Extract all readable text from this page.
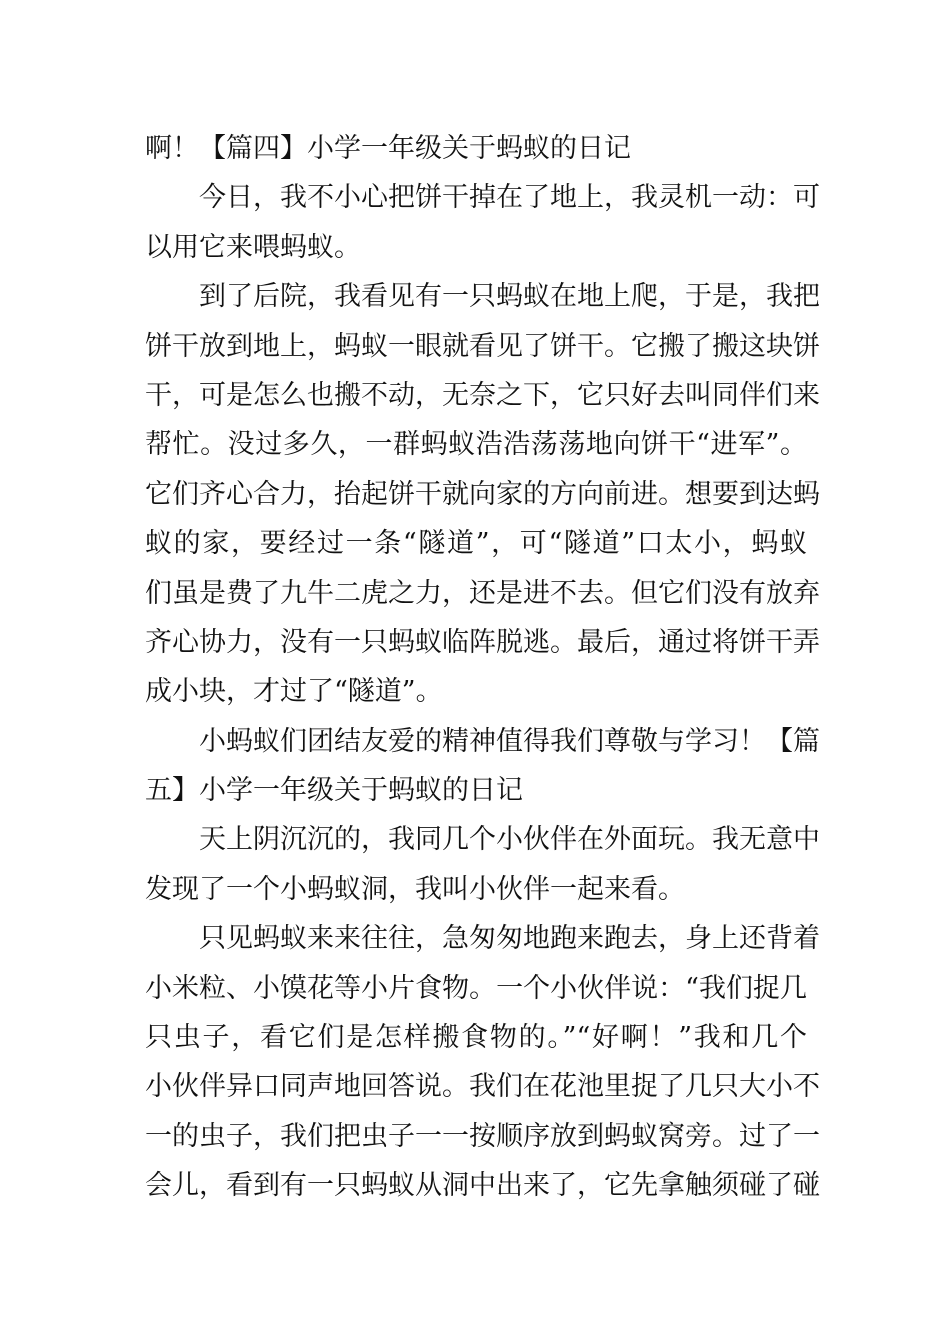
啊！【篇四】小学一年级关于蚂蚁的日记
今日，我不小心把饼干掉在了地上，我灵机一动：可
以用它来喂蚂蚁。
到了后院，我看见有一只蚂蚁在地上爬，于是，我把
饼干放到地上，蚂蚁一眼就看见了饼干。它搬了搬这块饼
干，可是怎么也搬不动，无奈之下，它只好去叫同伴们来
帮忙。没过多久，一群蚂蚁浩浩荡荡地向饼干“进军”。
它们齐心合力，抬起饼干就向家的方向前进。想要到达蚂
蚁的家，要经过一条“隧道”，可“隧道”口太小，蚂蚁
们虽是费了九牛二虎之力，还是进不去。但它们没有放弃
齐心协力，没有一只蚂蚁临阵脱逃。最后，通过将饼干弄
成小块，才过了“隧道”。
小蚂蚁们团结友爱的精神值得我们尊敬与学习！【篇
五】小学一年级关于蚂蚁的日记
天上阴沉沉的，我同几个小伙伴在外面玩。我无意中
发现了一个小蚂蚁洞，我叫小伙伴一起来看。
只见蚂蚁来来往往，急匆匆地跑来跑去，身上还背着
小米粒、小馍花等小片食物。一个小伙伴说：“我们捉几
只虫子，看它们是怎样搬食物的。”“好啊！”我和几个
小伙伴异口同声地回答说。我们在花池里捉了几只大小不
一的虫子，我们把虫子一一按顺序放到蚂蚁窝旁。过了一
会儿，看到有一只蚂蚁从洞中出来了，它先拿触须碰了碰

** WORK INSTRUCTIONS **
Write out each entry exactly as given, but skip the pictures.

** OUTPUT FOR THIS EXERCISE **
Extract all readable text from this page.
啊！【篇四】小学一年级关于蚂蚁的日记
今日，我不小心把饼干掉在了地上，我灵机一动：可
以用它来喂蚂蚁。
到了后院，我看见有一只蚂蚁在地上爬，于是，我把
饼干放到地上，蚂蚁一眼就看见了饼干。它搬了搬这块饼
干，可是怎么也搬不动，无奈之下，它只好去叫同伴们来
帮忙。没过多久，一群蚂蚁浩浩荡荡地向饼干“进军”。
它们齐心合力，抬起饼干就向家的方向前进。想要到达蚂
蚁的家，要经过一条“隧道”，可“隧道”口太小，蚂蚁
们虽是费了九牛二虎之力，还是进不去。但它们没有放弃
齐心协力，没有一只蚂蚁临阵脱逃。最后，通过将饼干弄
成小块，才过了“隧道”。
小蚂蚁们团结友爱的精神值得我们尊敬与学习！【篇
五】小学一年级关于蚂蚁的日记
天上阴沉沉的，我同几个小伙伴在外面玩。我无意中
发现了一个小蚂蚁洞，我叫小伙伴一起来看。
只见蚂蚁来来往往，急匆匆地跑来跑去，身上还背着
小米粒、小馍花等小片食物。一个小伙伴说：“我们捉几
只虫子，看它们是怎样搬食物的。”“好啊！”我和几个
小伙伴异口同声地回答说。我们在花池里捉了几只大小不
一的虫子，我们把虫子一一按顺序放到蚂蚁窝旁。过了一
会儿，看到有一只蚂蚁从洞中出来了，它先拿触须碰了碰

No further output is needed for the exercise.